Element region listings
▼

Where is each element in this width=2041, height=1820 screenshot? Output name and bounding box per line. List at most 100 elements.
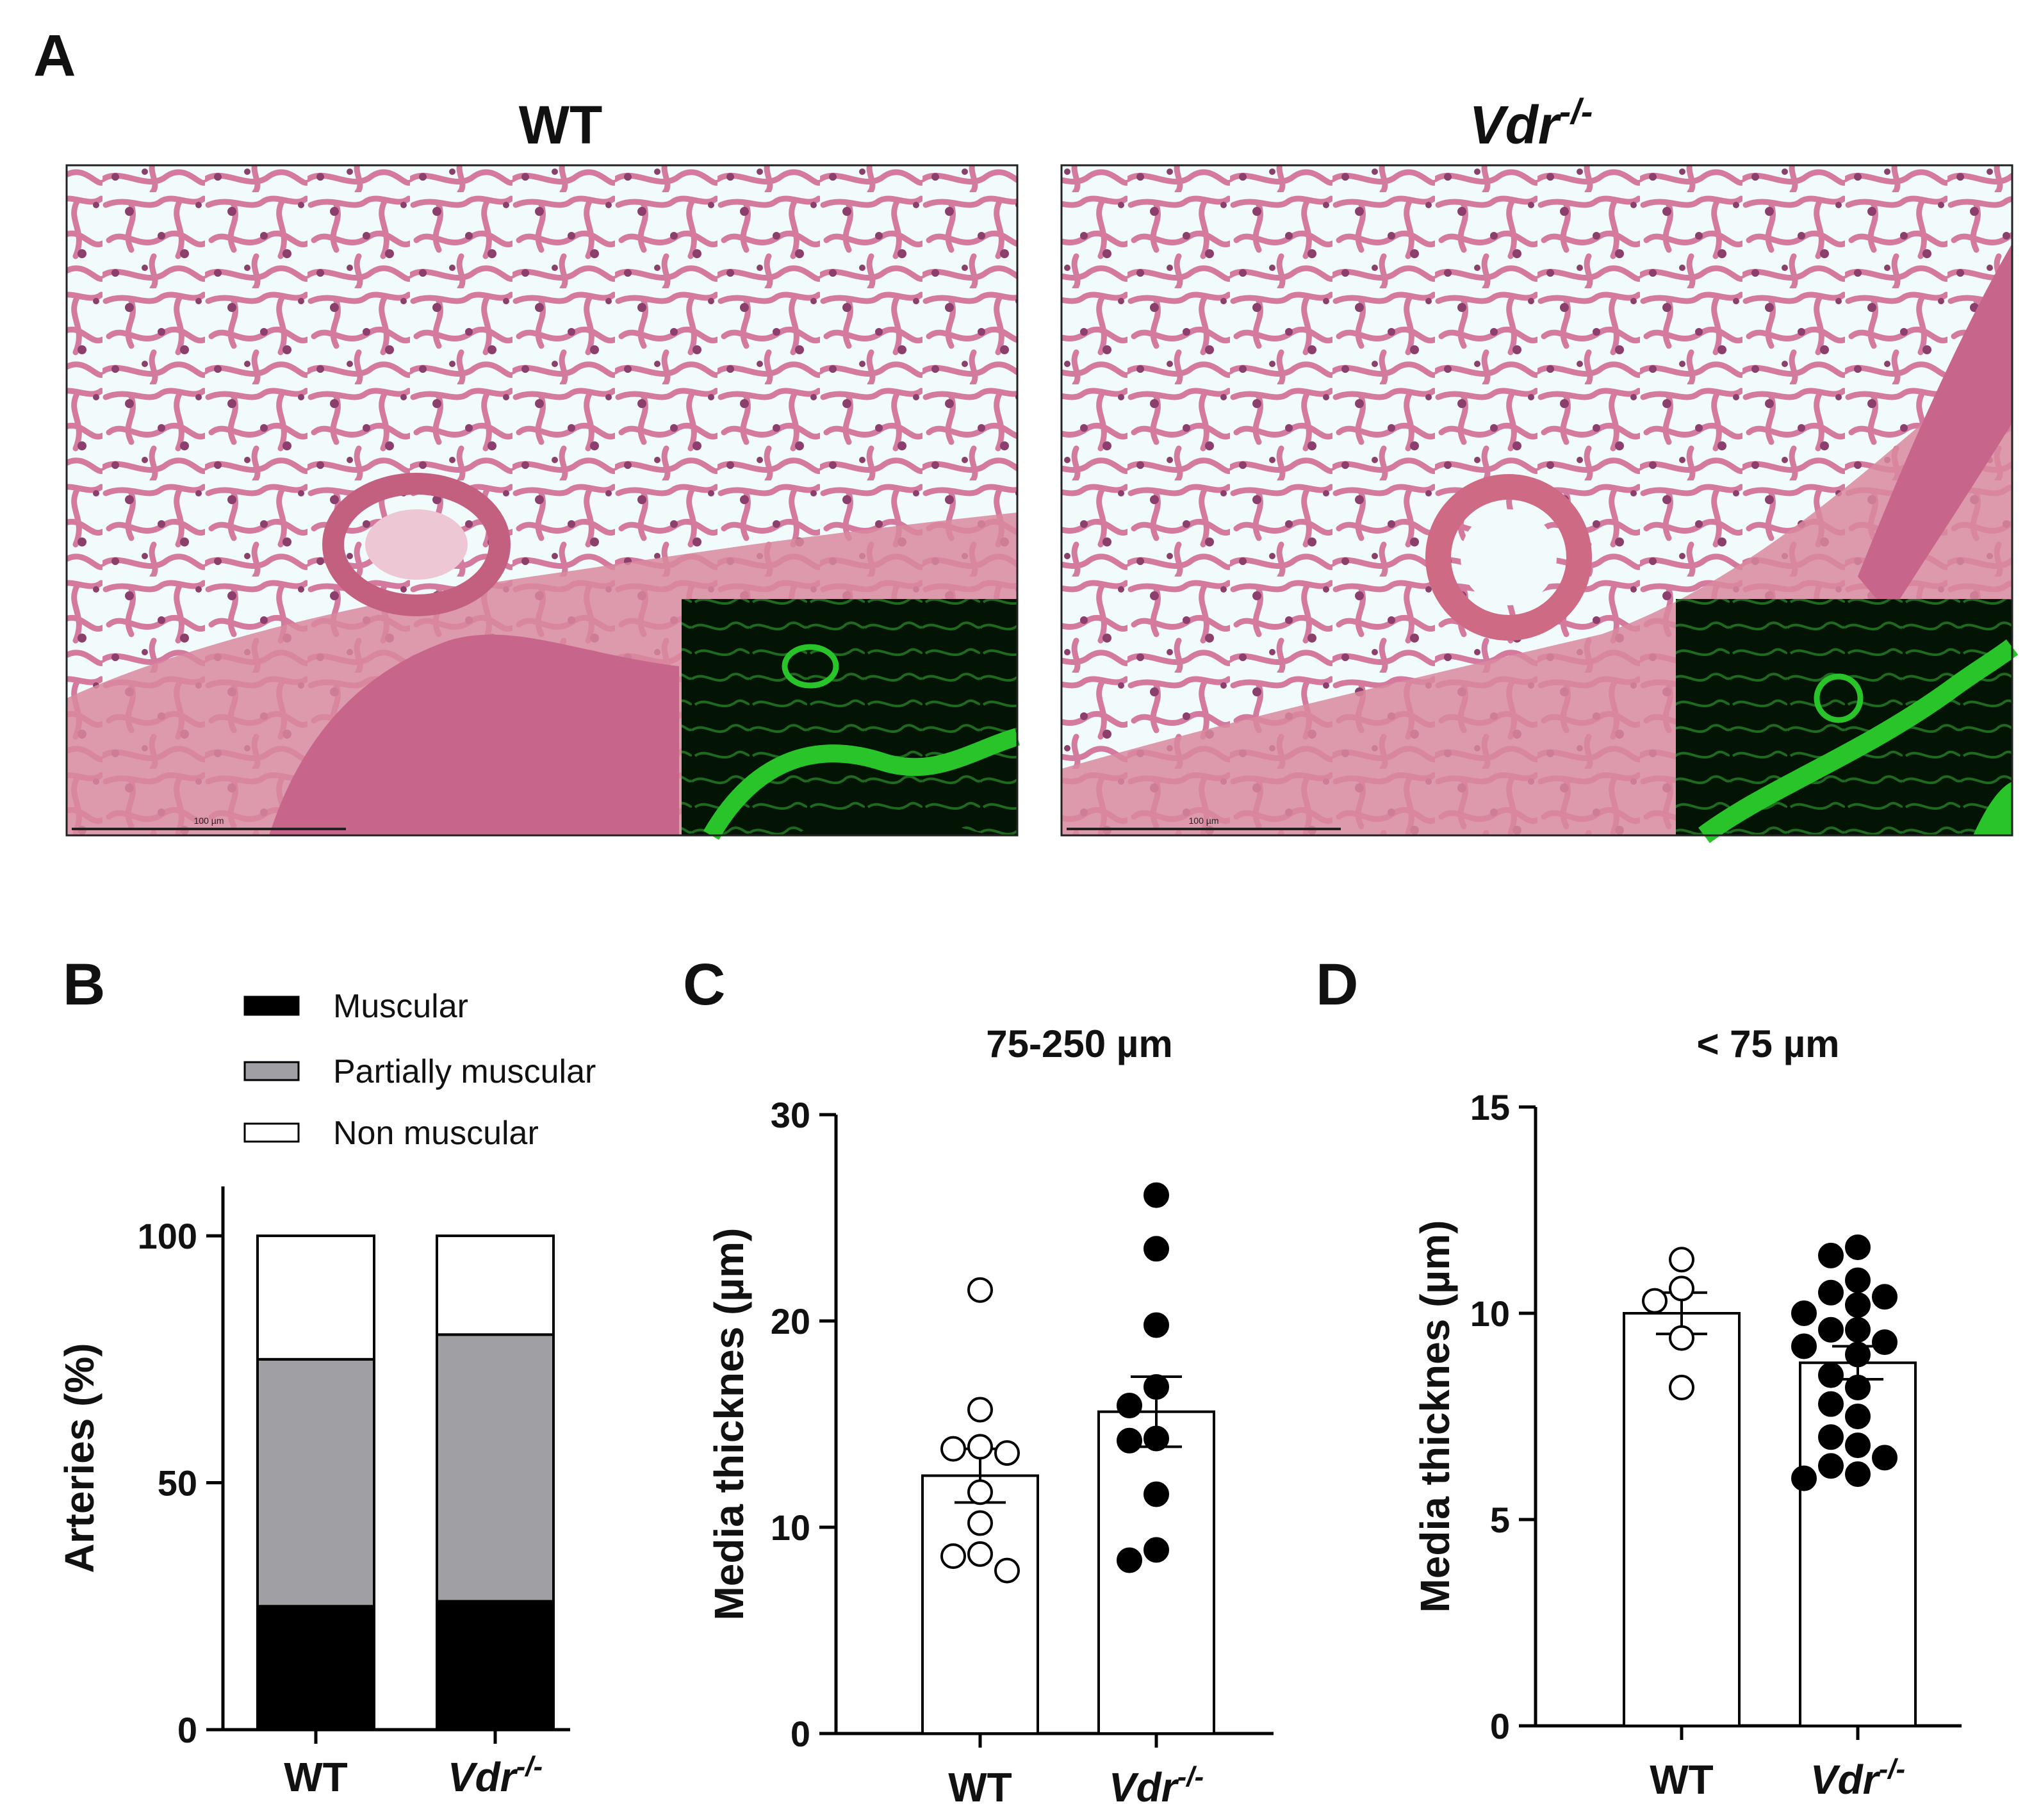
d-point-1-17	[1845, 1432, 1871, 1459]
c-x-tick-label-0: WT	[948, 1764, 1012, 1810]
legend-entry-non-muscular: Non muscular	[243, 1115, 539, 1152]
d-point-1-4	[1872, 1284, 1898, 1310]
d-point-1-5	[1845, 1292, 1871, 1318]
d-point-1-8	[1818, 1316, 1844, 1343]
legend-label-muscular: Muscular	[333, 988, 468, 1025]
c-point-0-4	[994, 1440, 1020, 1466]
wt-image-title: WT	[519, 95, 603, 155]
panel-b-legend: Muscular Partially muscular Non muscular	[243, 988, 596, 1152]
vdr-scale-bar: 100 µm	[1067, 816, 1341, 830]
c-y-axis-title: Media thicknes (µm)	[706, 1228, 752, 1621]
c-point-1-7	[1143, 1481, 1169, 1507]
d-mean-bar-0	[1623, 1312, 1741, 1727]
wt-scale-bar: 100 µm	[72, 816, 346, 830]
c-point-0-3	[940, 1436, 966, 1462]
legend-label-partially-muscular: Partially muscular	[333, 1053, 596, 1090]
c-point-1-9	[1117, 1547, 1142, 1573]
svg-text:100 µm: 100 µm	[194, 816, 224, 826]
c-y-tick-label-0: 0	[791, 1714, 810, 1754]
b-y-axis-title: Arteries (%)	[56, 1343, 102, 1573]
b-bar-non-muscular-1	[436, 1234, 555, 1336]
panel-c-letter: C	[683, 952, 725, 1017]
c-y-tick-label-30: 30	[771, 1095, 810, 1135]
b-bar-non-muscular-0	[256, 1234, 375, 1361]
legend-swatch-muscular	[243, 996, 300, 1016]
d-point-1-0	[1845, 1234, 1871, 1260]
panel-a: A WT Vdr-/- 100 µm	[33, 23, 2019, 844]
d-point-1-15	[1845, 1404, 1871, 1429]
b-y-tick-label-100: 100	[138, 1216, 197, 1256]
panel-c: C 75-250 µm 0 10 20 30 Media thicknes (µm) WT V…	[683, 952, 1274, 1810]
b-bar-partially-muscular-1	[436, 1333, 555, 1603]
c-point-0-9	[994, 1557, 1020, 1584]
legend-entry-muscular: Muscular	[243, 988, 468, 1025]
c-point-0-8	[940, 1543, 966, 1570]
legend-swatch-partially-muscular	[243, 1061, 300, 1081]
d-x-tick-label-1: Vdr-/-	[1810, 1753, 1905, 1803]
d-point-1-10	[1791, 1333, 1817, 1359]
b-x-tick-label-0: WT	[284, 1754, 348, 1800]
d-point-0-1	[1669, 1275, 1694, 1302]
svg-text:100 µm: 100 µm	[1189, 816, 1219, 826]
panel-a-letter: A	[33, 23, 76, 88]
d-point-1-1	[1818, 1242, 1844, 1268]
c-point-1-4	[1117, 1393, 1142, 1419]
d-point-1-14	[1818, 1391, 1844, 1417]
panel-d: D < 75 µm 0 5 10 15 Media thicknes (µm) WT Vdr-…	[1316, 952, 1962, 1803]
panel-b-letter: B	[63, 952, 105, 1017]
wt-fluorescence-inset	[682, 599, 1020, 840]
d-point-0-0	[1669, 1247, 1694, 1273]
scatter-bar-chart-c: 75-250 µm 0 10 20 30 Media thicknes (µm) WT Vdr…	[706, 1022, 1274, 1810]
d-point-1-11	[1845, 1341, 1871, 1368]
d-point-1-13	[1845, 1374, 1871, 1400]
c-point-0-6	[967, 1510, 993, 1536]
c-x-tick-label-1: Vdr-/-	[1109, 1761, 1204, 1811]
d-point-1-3	[1818, 1279, 1844, 1306]
c-point-0-0	[967, 1277, 993, 1303]
d-chart-subtitle: < 75 µm	[1696, 1022, 1839, 1065]
d-point-0-4	[1669, 1374, 1694, 1400]
b-bar-partially-muscular-0	[256, 1357, 375, 1608]
b-y-tick-label-0: 0	[177, 1710, 197, 1750]
legend-entry-partially-muscular: Partially muscular	[243, 1053, 596, 1090]
d-point-1-9	[1872, 1329, 1898, 1356]
legend-label-non-muscular: Non muscular	[333, 1115, 539, 1152]
d-y-tick-label-15: 15	[1470, 1087, 1510, 1127]
d-point-1-19	[1818, 1453, 1844, 1479]
b-bar-muscular-0	[256, 1605, 375, 1731]
d-point-1-21	[1791, 1465, 1817, 1491]
panel-b: B Muscular Partially muscular Non muscul…	[56, 952, 596, 1800]
c-mean-bar-1	[1097, 1410, 1215, 1735]
d-y-tick-label-5: 5	[1490, 1500, 1510, 1540]
d-x-tick-label-0: WT	[1650, 1757, 1714, 1803]
scatter-bar-chart-d: < 75 µm 0 5 10 15 Media thicknes (µm) WT Vdr-/-	[1412, 1022, 1962, 1803]
c-chart-subtitle: 75-250 µm	[986, 1022, 1172, 1065]
d-point-0-2	[1642, 1288, 1668, 1314]
d-y-tick-label-0: 0	[1490, 1706, 1510, 1746]
d-point-0-3	[1669, 1325, 1694, 1351]
d-point-1-6	[1791, 1300, 1817, 1326]
wt-micrograph: 100 µm	[65, 164, 1020, 840]
c-point-0-7	[967, 1541, 993, 1567]
d-point-1-2	[1845, 1267, 1871, 1293]
panel-d-letter: D	[1316, 952, 1358, 1017]
b-bar-muscular-1	[436, 1600, 555, 1732]
c-y-tick-label-20: 20	[771, 1301, 810, 1341]
c-point-0-2	[967, 1434, 993, 1460]
c-point-1-3	[1143, 1374, 1169, 1400]
c-point-1-5	[1143, 1425, 1169, 1452]
c-point-1-0	[1143, 1182, 1169, 1208]
d-point-1-7	[1845, 1316, 1871, 1343]
d-point-1-20	[1845, 1461, 1871, 1488]
c-point-1-6	[1117, 1427, 1142, 1454]
vdr-image-title: Vdr-/-	[1470, 91, 1593, 156]
c-point-1-8	[1143, 1537, 1169, 1563]
legend-swatch-non-muscular	[243, 1122, 300, 1143]
c-point-1-2	[1143, 1312, 1169, 1338]
vdr-micrograph: 100 µm	[1060, 164, 2019, 844]
b-x-tick-label-1: Vdr-/-	[448, 1751, 543, 1801]
d-y-tick-label-10: 10	[1470, 1293, 1510, 1334]
c-point-0-5	[967, 1479, 993, 1505]
d-y-axis-title: Media thicknes (µm)	[1412, 1220, 1458, 1613]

▲

§ Your task
Please rewrite the items above with "screenshot" swapped for "figure" and nothing else changed. Leave the pictures out.

§ Task output
Where is each element in this width=2041, height=1820 figure? Output name and bounding box per line. List at most 100 elements.
d-point-1-17	[1845, 1432, 1871, 1459]
c-x-tick-label-0: WT	[948, 1764, 1012, 1810]
legend-entry-non-muscular: Non muscular	[243, 1115, 539, 1152]
d-point-1-4	[1872, 1284, 1898, 1310]
d-point-1-5	[1845, 1292, 1871, 1318]
d-point-1-8	[1818, 1316, 1844, 1343]
legend-label-muscular: Muscular	[333, 988, 468, 1025]
c-point-0-4	[994, 1440, 1020, 1466]
wt-image-title: WT	[519, 95, 603, 155]
panel-b-legend: Muscular Partially muscular Non muscular	[243, 988, 596, 1152]
vdr-scale-bar: 100 µm	[1067, 816, 1341, 830]
c-y-axis-title: Media thicknes (µm)	[706, 1228, 752, 1621]
c-point-1-7	[1143, 1481, 1169, 1507]
d-mean-bar-0	[1623, 1312, 1741, 1727]
wt-scale-bar: 100 µm	[72, 816, 346, 830]
c-point-0-3	[940, 1436, 966, 1462]
legend-label-partially-muscular: Partially muscular	[333, 1053, 596, 1090]
c-point-1-9	[1117, 1547, 1142, 1573]
svg-text:100 µm: 100 µm	[194, 816, 224, 826]
c-y-tick-label-0: 0	[791, 1714, 810, 1754]
b-y-axis-title: Arteries (%)	[56, 1343, 102, 1573]
b-bar-non-muscular-1	[436, 1234, 555, 1336]
panel-c-letter: C	[683, 952, 725, 1017]
c-y-tick-label-30: 30	[771, 1095, 810, 1135]
b-bar-non-muscular-0	[256, 1234, 375, 1361]
legend-swatch-muscular	[243, 996, 300, 1016]
d-point-1-0	[1845, 1234, 1871, 1260]
panel-a: A WT Vdr-/- 100 µm	[33, 23, 2019, 844]
d-point-1-15	[1845, 1404, 1871, 1429]
b-y-tick-label-100: 100	[138, 1216, 197, 1256]
panel-c: C 75-250 µm 0 10 20 30 Media thicknes (µm) WT V…	[683, 952, 1274, 1810]
b-bar-partially-muscular-1	[436, 1333, 555, 1603]
c-point-0-9	[994, 1557, 1020, 1584]
legend-entry-muscular: Muscular	[243, 988, 468, 1025]
c-point-0-8	[940, 1543, 966, 1570]
legend-swatch-partially-muscular	[243, 1061, 300, 1081]
d-x-tick-label-1: Vdr-/-	[1810, 1753, 1905, 1803]
d-point-1-10	[1791, 1333, 1817, 1359]
b-x-tick-label-0: WT	[284, 1754, 348, 1800]
d-point-0-1	[1669, 1275, 1694, 1302]
svg-text:100 µm: 100 µm	[1189, 816, 1219, 826]
panel-a-letter: A	[33, 23, 76, 88]
d-point-1-1	[1818, 1242, 1844, 1268]
c-point-1-4	[1117, 1393, 1142, 1419]
d-point-1-14	[1818, 1391, 1844, 1417]
panel-d: D < 75 µm 0 5 10 15 Media thicknes (µm) WT Vdr-…	[1316, 952, 1962, 1803]
panel-b-letter: B	[63, 952, 105, 1017]
wt-fluorescence-inset	[682, 599, 1020, 840]
d-point-0-0	[1669, 1247, 1694, 1273]
scatter-bar-chart-c: 75-250 µm 0 10 20 30 Media thicknes (µm) WT Vdr…	[706, 1022, 1274, 1810]
d-point-1-11	[1845, 1341, 1871, 1368]
d-point-1-13	[1845, 1374, 1871, 1400]
c-point-0-6	[967, 1510, 993, 1536]
c-x-tick-label-1: Vdr-/-	[1109, 1761, 1204, 1811]
d-point-1-3	[1818, 1279, 1844, 1306]
c-point-0-0	[967, 1277, 993, 1303]
d-chart-subtitle: < 75 µm	[1696, 1022, 1839, 1065]
d-point-0-4	[1669, 1374, 1694, 1400]
b-bar-partially-muscular-0	[256, 1357, 375, 1608]
b-y-tick-label-0: 0	[177, 1710, 197, 1750]
legend-entry-partially-muscular: Partially muscular	[243, 1053, 596, 1090]
d-point-1-9	[1872, 1329, 1898, 1356]
legend-label-non-muscular: Non muscular	[333, 1115, 539, 1152]
d-y-tick-label-15: 15	[1470, 1087, 1510, 1127]
d-point-1-19	[1818, 1453, 1844, 1479]
b-bar-muscular-0	[256, 1605, 375, 1731]
d-point-1-21	[1791, 1465, 1817, 1491]
panel-b: B Muscular Partially muscular Non muscul…	[56, 952, 596, 1800]
c-mean-bar-1	[1097, 1410, 1215, 1735]
d-y-tick-label-5: 5	[1490, 1500, 1510, 1540]
d-x-tick-label-0: WT	[1650, 1757, 1714, 1803]
scatter-bar-chart-d: < 75 µm 0 5 10 15 Media thicknes (µm) WT Vdr-/-	[1412, 1022, 1962, 1803]
c-chart-subtitle: 75-250 µm	[986, 1022, 1172, 1065]
d-point-0-2	[1642, 1288, 1668, 1314]
d-y-tick-label-0: 0	[1490, 1706, 1510, 1746]
d-point-0-3	[1669, 1325, 1694, 1351]
d-point-1-6	[1791, 1300, 1817, 1326]
wt-micrograph: 100 µm	[65, 164, 1020, 840]
c-point-0-7	[967, 1541, 993, 1567]
d-point-1-2	[1845, 1267, 1871, 1293]
panel-d-letter: D	[1316, 952, 1358, 1017]
b-bar-muscular-1	[436, 1600, 555, 1732]
c-y-tick-label-20: 20	[771, 1301, 810, 1341]
c-point-0-2	[967, 1434, 993, 1460]
c-point-1-3	[1143, 1374, 1169, 1400]
c-point-1-5	[1143, 1425, 1169, 1452]
c-point-1-0	[1143, 1182, 1169, 1208]
d-point-1-7	[1845, 1316, 1871, 1343]
d-point-1-20	[1845, 1461, 1871, 1488]
c-point-1-6	[1117, 1427, 1142, 1454]
vdr-image-title: Vdr-/-	[1470, 91, 1593, 156]
c-point-1-8	[1143, 1537, 1169, 1563]
legend-swatch-non-muscular	[243, 1122, 300, 1143]
c-point-1-2	[1143, 1312, 1169, 1338]
vdr-micrograph: 100 µm	[1060, 164, 2019, 844]
b-x-tick-label-1: Vdr-/-	[448, 1751, 543, 1801]
d-y-tick-label-10: 10	[1470, 1293, 1510, 1334]
c-point-0-5	[967, 1479, 993, 1505]
d-y-axis-title: Media thicknes (µm)	[1412, 1220, 1458, 1613]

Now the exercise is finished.